## Aim
Which lines in the records below contain the word "JSON"? Copy each of them.

## Dataset records

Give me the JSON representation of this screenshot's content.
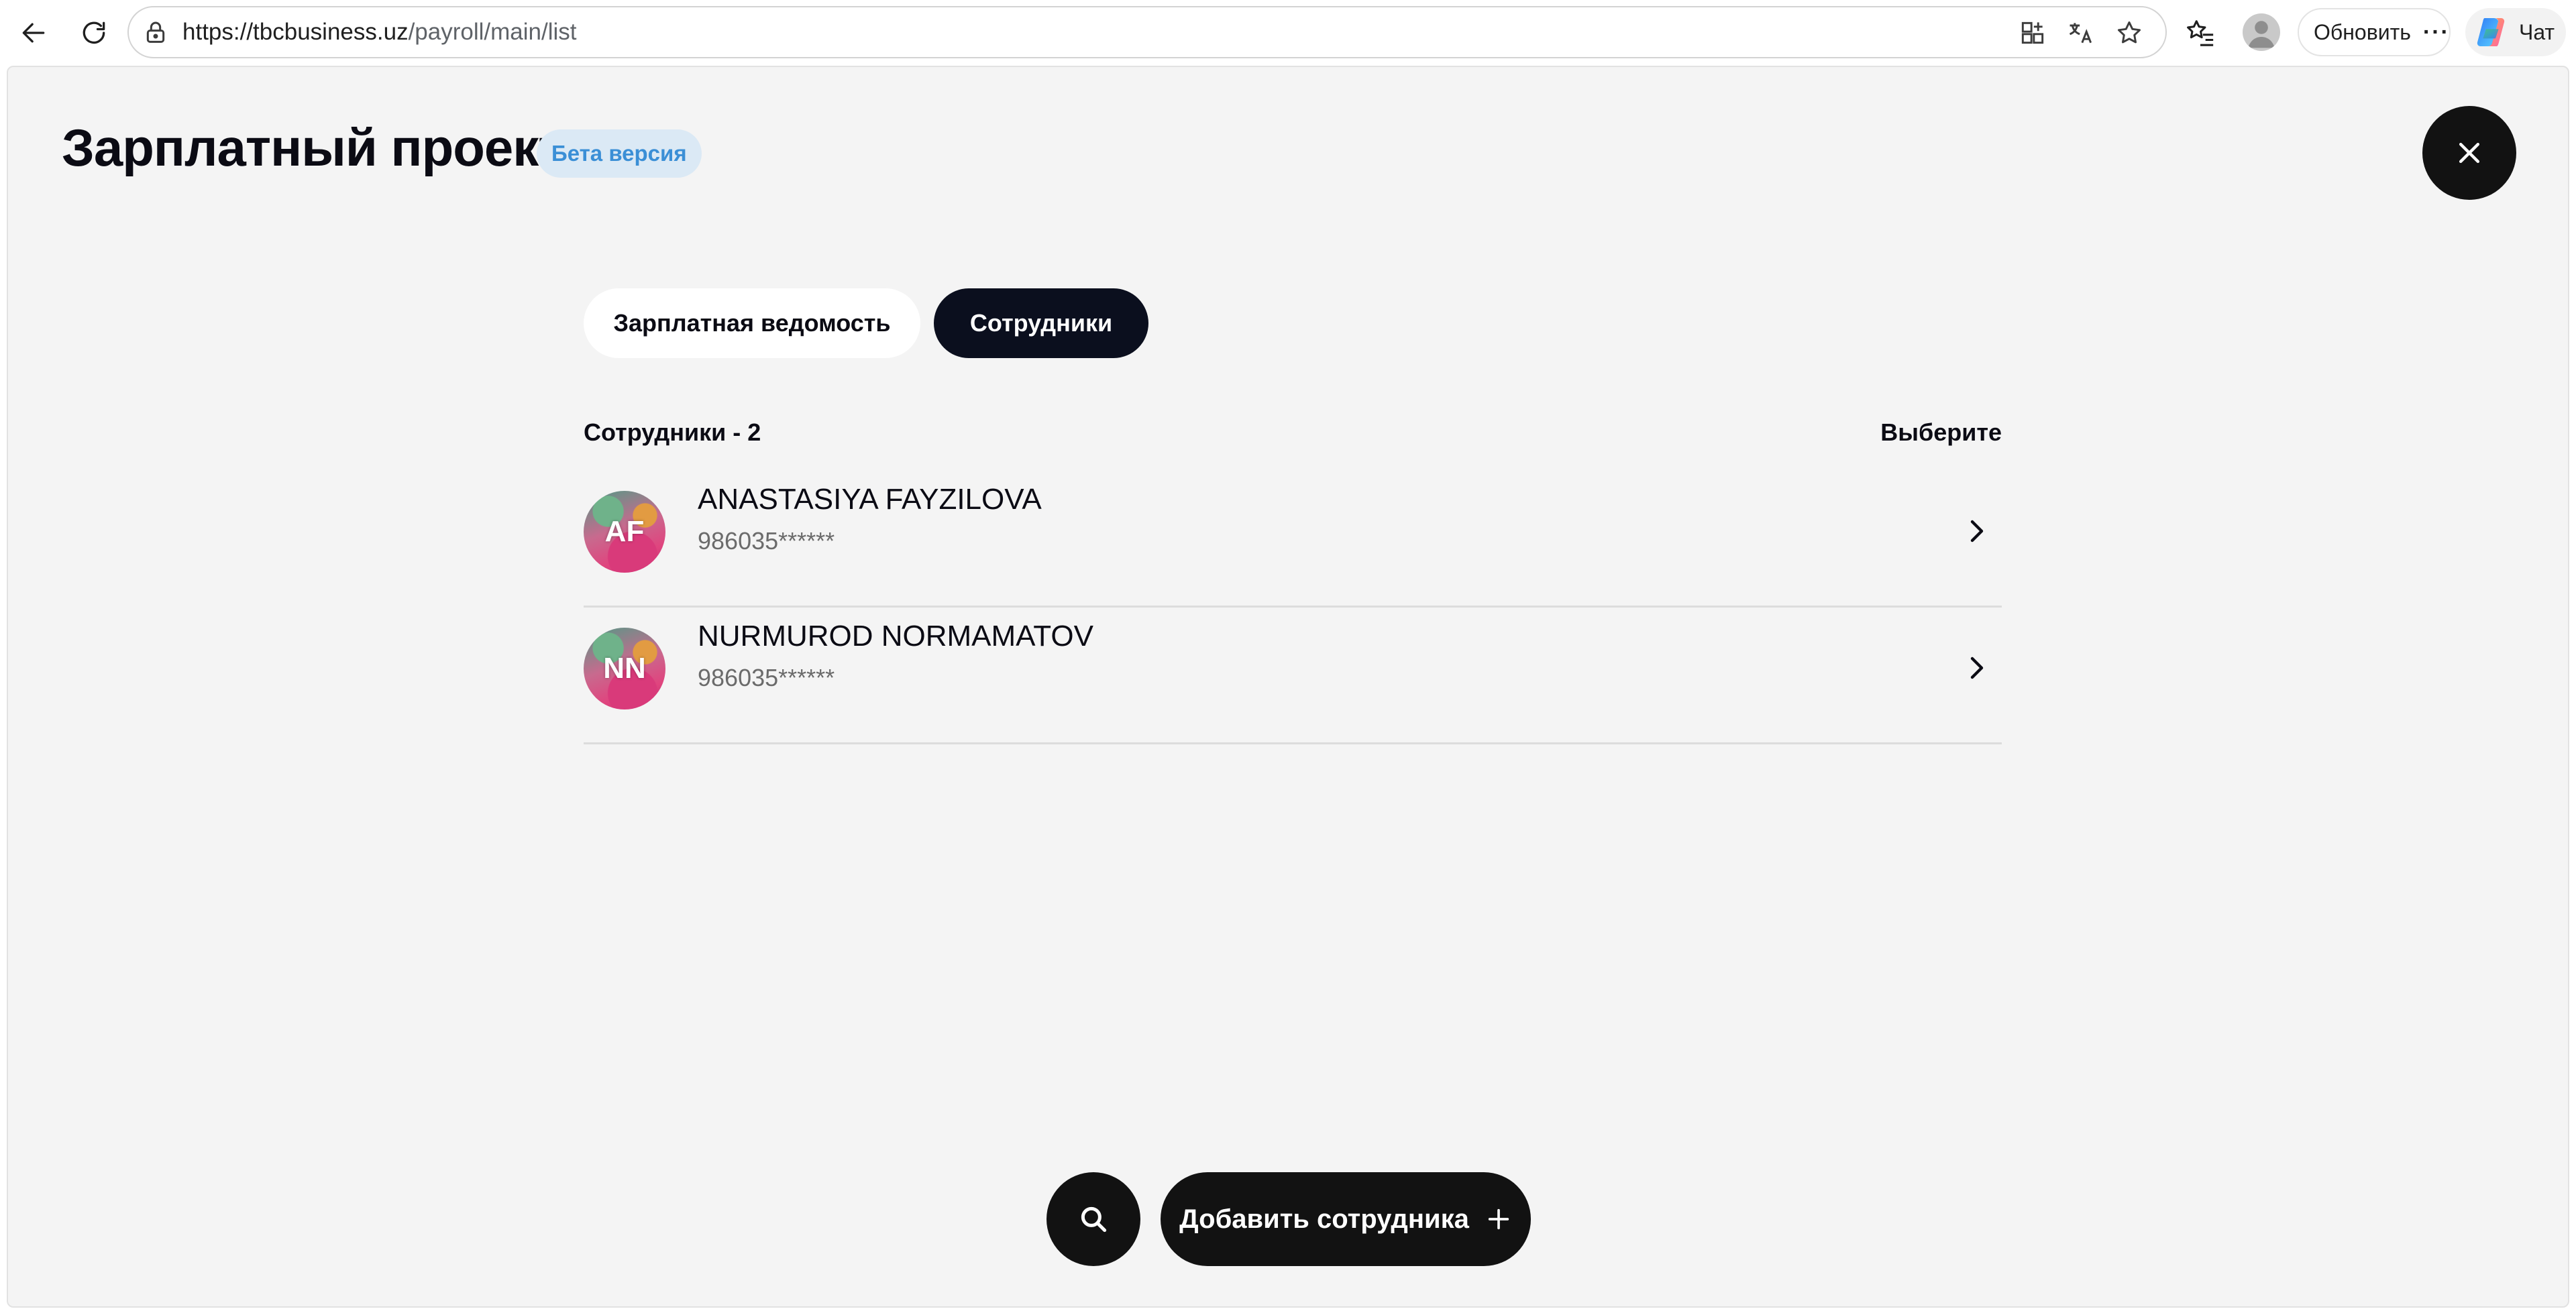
{
  "browser": {
    "url_host": "https://tbcbusiness.uz",
    "url_path": "/payroll/main/list",
    "update_label": "Обновить",
    "more_label": "···",
    "chat_label": "Чат"
  },
  "header": {
    "title": "Зарплатный проект",
    "badge": "Бета версия"
  },
  "tabs": [
    {
      "label": "Зарплатная ведомость",
      "active": false
    },
    {
      "label": "Сотрудники",
      "active": true
    }
  ],
  "list": {
    "count_label": "Сотрудники - 2",
    "select_label": "Выберите",
    "employees": [
      {
        "initials": "AF",
        "name": "ANASTASIYA FAYZILOVA",
        "phone": "986035******"
      },
      {
        "initials": "NN",
        "name": "NURMUROD NORMAMATOV",
        "phone": "986035******"
      }
    ]
  },
  "actions": {
    "add_employee_label": "Добавить сотрудника"
  },
  "colors": {
    "primary_dark": "#121212",
    "active_tab": "#0b0f1e",
    "badge_bg": "#dbe9f5",
    "badge_text": "#3b8fd6",
    "page_bg": "#f4f4f4"
  }
}
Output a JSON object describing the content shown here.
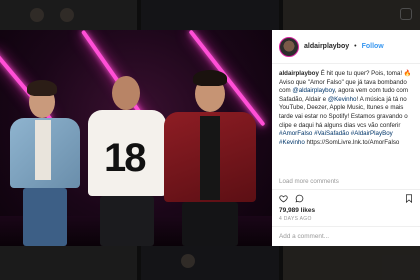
{
  "post": {
    "username": "aldairplayboy",
    "separator": "•",
    "follow_label": "Follow",
    "caption": {
      "user": "aldairplayboy",
      "text_1": " É hit que tu quer? Pois, toma! 🔥 Aviso que \"Amor Falso\" que já tava bombando com ",
      "mention_1": "@aldairplayboy",
      "text_2": ", agora vem com tudo com Safadão, Aldair e ",
      "mention_2": "@Kevinho",
      "text_3": "! A música já tá no YouTube, Deezer, Apple Music, Itunes e mais tarde vai estar no Spotify! Estamos gravando o clipe e daqui há alguns dias vcs vão conferir ",
      "tags": "#AmorFalso #VaiSafadão #AldairPlayBoy #Kevinho",
      "text_4": " https://SomLivre.lnk.to/AmorFalso"
    },
    "load_more": "Load more comments",
    "likes": "79,989 likes",
    "date": "4 DAYS AGO",
    "comment_placeholder": "Add a comment...",
    "photo_number": "18"
  },
  "icons": {
    "like": "heart-icon",
    "comment": "comment-icon",
    "save": "bookmark-icon"
  },
  "colors": {
    "accent": "#3897f0",
    "neon": "#ff4fd6"
  }
}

## In response
Give me the JSON representation of this screenshot's content.
Output a JSON object describing the content shown here.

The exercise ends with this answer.